#### TASK DATA
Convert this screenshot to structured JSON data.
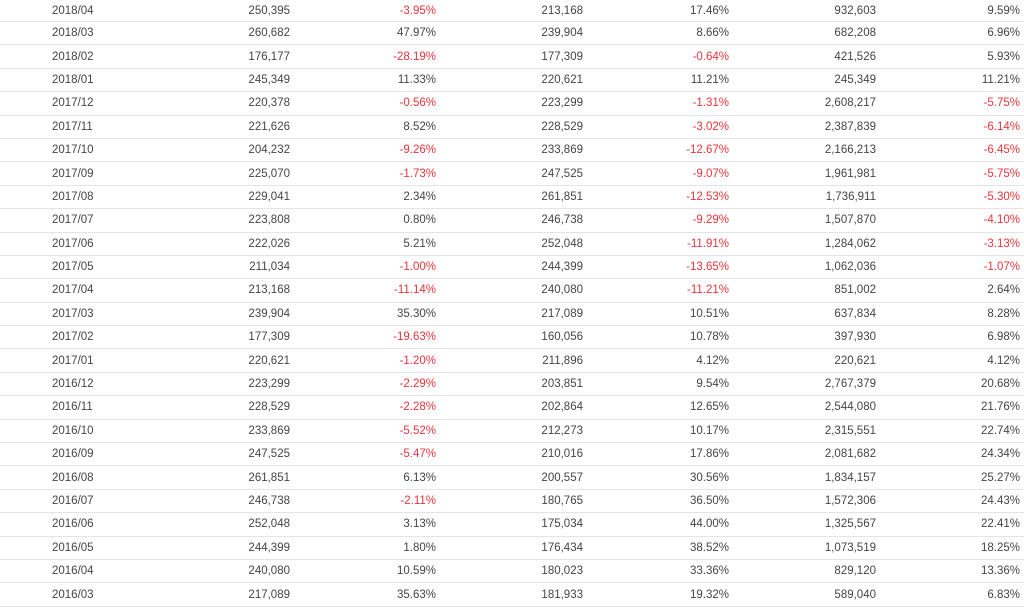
{
  "colors": {
    "text": "#444444",
    "negative": "#e8343b",
    "row_border": "#e4e4e4"
  },
  "rows": [
    [
      "2018/04",
      "250,395",
      "-3.95%",
      "213,168",
      "17.46%",
      "932,603",
      "9.59%"
    ],
    [
      "2018/03",
      "260,682",
      "47.97%",
      "239,904",
      "8.66%",
      "682,208",
      "6.96%"
    ],
    [
      "2018/02",
      "176,177",
      "-28.19%",
      "177,309",
      "-0.64%",
      "421,526",
      "5.93%"
    ],
    [
      "2018/01",
      "245,349",
      "11.33%",
      "220,621",
      "11.21%",
      "245,349",
      "11.21%"
    ],
    [
      "2017/12",
      "220,378",
      "-0.56%",
      "223,299",
      "-1.31%",
      "2,608,217",
      "-5.75%"
    ],
    [
      "2017/11",
      "221,626",
      "8.52%",
      "228,529",
      "-3.02%",
      "2,387,839",
      "-6.14%"
    ],
    [
      "2017/10",
      "204,232",
      "-9.26%",
      "233,869",
      "-12.67%",
      "2,166,213",
      "-6.45%"
    ],
    [
      "2017/09",
      "225,070",
      "-1.73%",
      "247,525",
      "-9.07%",
      "1,961,981",
      "-5.75%"
    ],
    [
      "2017/08",
      "229,041",
      "2.34%",
      "261,851",
      "-12.53%",
      "1,736,911",
      "-5.30%"
    ],
    [
      "2017/07",
      "223,808",
      "0.80%",
      "246,738",
      "-9.29%",
      "1,507,870",
      "-4.10%"
    ],
    [
      "2017/06",
      "222,026",
      "5.21%",
      "252,048",
      "-11.91%",
      "1,284,062",
      "-3.13%"
    ],
    [
      "2017/05",
      "211,034",
      "-1.00%",
      "244,399",
      "-13.65%",
      "1,062,036",
      "-1.07%"
    ],
    [
      "2017/04",
      "213,168",
      "-11.14%",
      "240,080",
      "-11.21%",
      "851,002",
      "2.64%"
    ],
    [
      "2017/03",
      "239,904",
      "35.30%",
      "217,089",
      "10.51%",
      "637,834",
      "8.28%"
    ],
    [
      "2017/02",
      "177,309",
      "-19.63%",
      "160,056",
      "10.78%",
      "397,930",
      "6.98%"
    ],
    [
      "2017/01",
      "220,621",
      "-1.20%",
      "211,896",
      "4.12%",
      "220,621",
      "4.12%"
    ],
    [
      "2016/12",
      "223,299",
      "-2.29%",
      "203,851",
      "9.54%",
      "2,767,379",
      "20.68%"
    ],
    [
      "2016/11",
      "228,529",
      "-2.28%",
      "202,864",
      "12.65%",
      "2,544,080",
      "21.76%"
    ],
    [
      "2016/10",
      "233,869",
      "-5.52%",
      "212,273",
      "10.17%",
      "2,315,551",
      "22.74%"
    ],
    [
      "2016/09",
      "247,525",
      "-5.47%",
      "210,016",
      "17.86%",
      "2,081,682",
      "24.34%"
    ],
    [
      "2016/08",
      "261,851",
      "6.13%",
      "200,557",
      "30.56%",
      "1,834,157",
      "25.27%"
    ],
    [
      "2016/07",
      "246,738",
      "-2.11%",
      "180,765",
      "36.50%",
      "1,572,306",
      "24.43%"
    ],
    [
      "2016/06",
      "252,048",
      "3.13%",
      "175,034",
      "44.00%",
      "1,325,567",
      "22.41%"
    ],
    [
      "2016/05",
      "244,399",
      "1.80%",
      "176,434",
      "38.52%",
      "1,073,519",
      "18.25%"
    ],
    [
      "2016/04",
      "240,080",
      "10.59%",
      "180,023",
      "33.36%",
      "829,120",
      "13.36%"
    ],
    [
      "2016/03",
      "217,089",
      "35.63%",
      "181,933",
      "19.32%",
      "589,040",
      "6.83%"
    ]
  ]
}
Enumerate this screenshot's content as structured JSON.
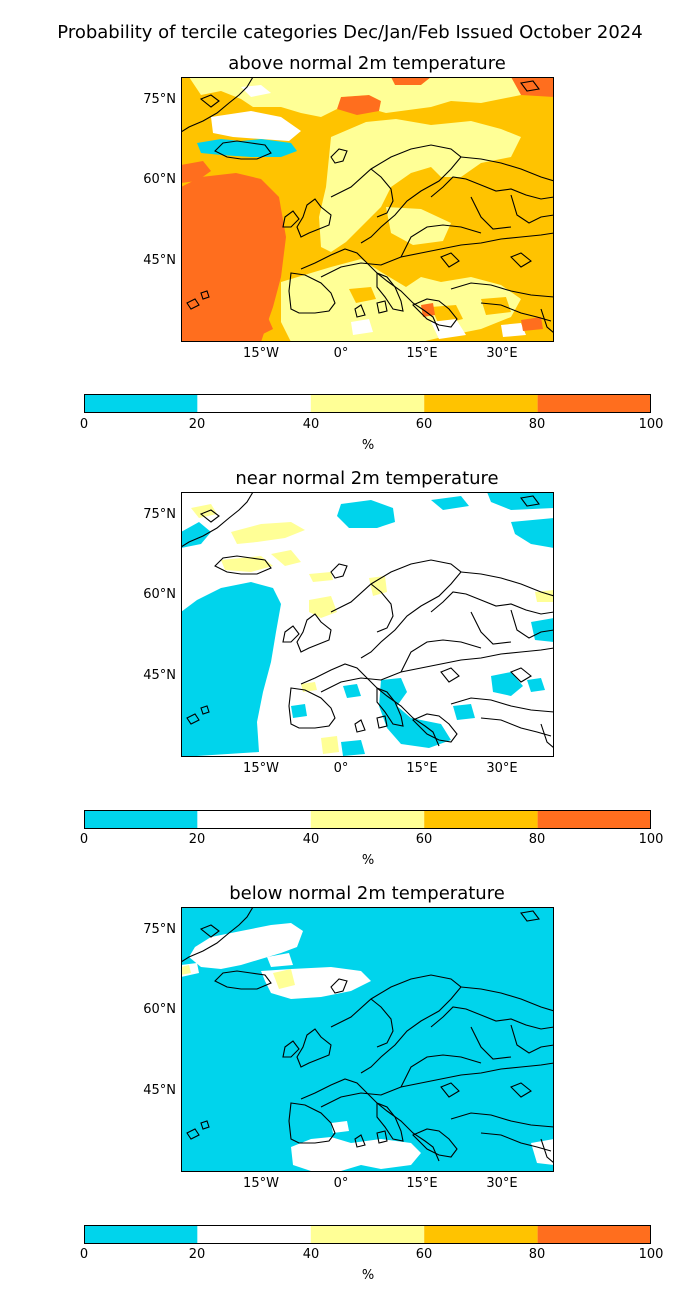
{
  "figure_title": "Probability of tercile categories Dec/Jan/Feb Issued October 2024",
  "colors": {
    "cyan": "#00d4ec",
    "white": "#ffffff",
    "light_yellow": "#ffff96",
    "gold": "#ffc300",
    "orange": "#ff6e1e",
    "coast": "#000000"
  },
  "panels": [
    {
      "title": "above normal 2m temperature",
      "lat_ticks": [
        "75°N",
        "60°N",
        "45°N"
      ],
      "lon_ticks": [
        "15°W",
        "0°",
        "15°E",
        "30°E"
      ]
    },
    {
      "title": "near normal 2m temperature",
      "lat_ticks": [
        "75°N",
        "60°N",
        "45°N"
      ],
      "lon_ticks": [
        "15°W",
        "0°",
        "15°E",
        "30°E"
      ]
    },
    {
      "title": "below normal 2m temperature",
      "lat_ticks": [
        "75°N",
        "60°N",
        "45°N"
      ],
      "lon_ticks": [
        "15°W",
        "0°",
        "15°E",
        "30°E"
      ]
    }
  ],
  "colorbar": {
    "ticks": [
      "0",
      "20",
      "40",
      "60",
      "80",
      "100"
    ],
    "label": "%",
    "bins": [
      {
        "range": "0-20",
        "color": "#00d4ec"
      },
      {
        "range": "20-40",
        "color": "#ffffff"
      },
      {
        "range": "40-60",
        "color": "#ffff96"
      },
      {
        "range": "60-80",
        "color": "#ffc300"
      },
      {
        "range": "80-100",
        "color": "#ff6e1e"
      }
    ]
  }
}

#### GIVEN EXERCISE
Repeat each entry above word for word, leaving every picture out.

#### REPLY
Convert this screenshot to structured JSON data.
{
  "colors": {
    "text": "#444444",
    "negative": "#e8343b",
    "row_border": "#e4e4e4"
  },
  "rows": [
    [
      "2018/04",
      "250,395",
      "-3.95%",
      "213,168",
      "17.46%",
      "932,603",
      "9.59%"
    ],
    [
      "2018/03",
      "260,682",
      "47.97%",
      "239,904",
      "8.66%",
      "682,208",
      "6.96%"
    ],
    [
      "2018/02",
      "176,177",
      "-28.19%",
      "177,309",
      "-0.64%",
      "421,526",
      "5.93%"
    ],
    [
      "2018/01",
      "245,349",
      "11.33%",
      "220,621",
      "11.21%",
      "245,349",
      "11.21%"
    ],
    [
      "2017/12",
      "220,378",
      "-0.56%",
      "223,299",
      "-1.31%",
      "2,608,217",
      "-5.75%"
    ],
    [
      "2017/11",
      "221,626",
      "8.52%",
      "228,529",
      "-3.02%",
      "2,387,839",
      "-6.14%"
    ],
    [
      "2017/10",
      "204,232",
      "-9.26%",
      "233,869",
      "-12.67%",
      "2,166,213",
      "-6.45%"
    ],
    [
      "2017/09",
      "225,070",
      "-1.73%",
      "247,525",
      "-9.07%",
      "1,961,981",
      "-5.75%"
    ],
    [
      "2017/08",
      "229,041",
      "2.34%",
      "261,851",
      "-12.53%",
      "1,736,911",
      "-5.30%"
    ],
    [
      "2017/07",
      "223,808",
      "0.80%",
      "246,738",
      "-9.29%",
      "1,507,870",
      "-4.10%"
    ],
    [
      "2017/06",
      "222,026",
      "5.21%",
      "252,048",
      "-11.91%",
      "1,284,062",
      "-3.13%"
    ],
    [
      "2017/05",
      "211,034",
      "-1.00%",
      "244,399",
      "-13.65%",
      "1,062,036",
      "-1.07%"
    ],
    [
      "2017/04",
      "213,168",
      "-11.14%",
      "240,080",
      "-11.21%",
      "851,002",
      "2.64%"
    ],
    [
      "2017/03",
      "239,904",
      "35.30%",
      "217,089",
      "10.51%",
      "637,834",
      "8.28%"
    ],
    [
      "2017/02",
      "177,309",
      "-19.63%",
      "160,056",
      "10.78%",
      "397,930",
      "6.98%"
    ],
    [
      "2017/01",
      "220,621",
      "-1.20%",
      "211,896",
      "4.12%",
      "220,621",
      "4.12%"
    ],
    [
      "2016/12",
      "223,299",
      "-2.29%",
      "203,851",
      "9.54%",
      "2,767,379",
      "20.68%"
    ],
    [
      "2016/11",
      "228,529",
      "-2.28%",
      "202,864",
      "12.65%",
      "2,544,080",
      "21.76%"
    ],
    [
      "2016/10",
      "233,869",
      "-5.52%",
      "212,273",
      "10.17%",
      "2,315,551",
      "22.74%"
    ],
    [
      "2016/09",
      "247,525",
      "-5.47%",
      "210,016",
      "17.86%",
      "2,081,682",
      "24.34%"
    ],
    [
      "2016/08",
      "261,851",
      "6.13%",
      "200,557",
      "30.56%",
      "1,834,157",
      "25.27%"
    ],
    [
      "2016/07",
      "246,738",
      "-2.11%",
      "180,765",
      "36.50%",
      "1,572,306",
      "24.43%"
    ],
    [
      "2016/06",
      "252,048",
      "3.13%",
      "175,034",
      "44.00%",
      "1,325,567",
      "22.41%"
    ],
    [
      "2016/05",
      "244,399",
      "1.80%",
      "176,434",
      "38.52%",
      "1,073,519",
      "18.25%"
    ],
    [
      "2016/04",
      "240,080",
      "10.59%",
      "180,023",
      "33.36%",
      "829,120",
      "13.36%"
    ],
    [
      "2016/03",
      "217,089",
      "35.63%",
      "181,933",
      "19.32%",
      "589,040",
      "6.83%"
    ]
  ]
}
Enumerate this screenshot's content as structured JSON.
{
  "figure_title": "Probability of tercile categories Dec/Jan/Feb Issued October 2024",
  "colors": {
    "cyan": "#00d4ec",
    "white": "#ffffff",
    "light_yellow": "#ffff96",
    "gold": "#ffc300",
    "orange": "#ff6e1e",
    "coast": "#000000"
  },
  "panels": [
    {
      "title": "above normal 2m temperature",
      "lat_ticks": [
        "75°N",
        "60°N",
        "45°N"
      ],
      "lon_ticks": [
        "15°W",
        "0°",
        "15°E",
        "30°E"
      ]
    },
    {
      "title": "near normal 2m temperature",
      "lat_ticks": [
        "75°N",
        "60°N",
        "45°N"
      ],
      "lon_ticks": [
        "15°W",
        "0°",
        "15°E",
        "30°E"
      ]
    },
    {
      "title": "below normal 2m temperature",
      "lat_ticks": [
        "75°N",
        "60°N",
        "45°N"
      ],
      "lon_ticks": [
        "15°W",
        "0°",
        "15°E",
        "30°E"
      ]
    }
  ],
  "colorbar": {
    "ticks": [
      "0",
      "20",
      "40",
      "60",
      "80",
      "100"
    ],
    "label": "%",
    "bins": [
      {
        "range": "0-20",
        "color": "#00d4ec"
      },
      {
        "range": "20-40",
        "color": "#ffffff"
      },
      {
        "range": "40-60",
        "color": "#ffff96"
      },
      {
        "range": "60-80",
        "color": "#ffc300"
      },
      {
        "range": "80-100",
        "color": "#ff6e1e"
      }
    ]
  }
}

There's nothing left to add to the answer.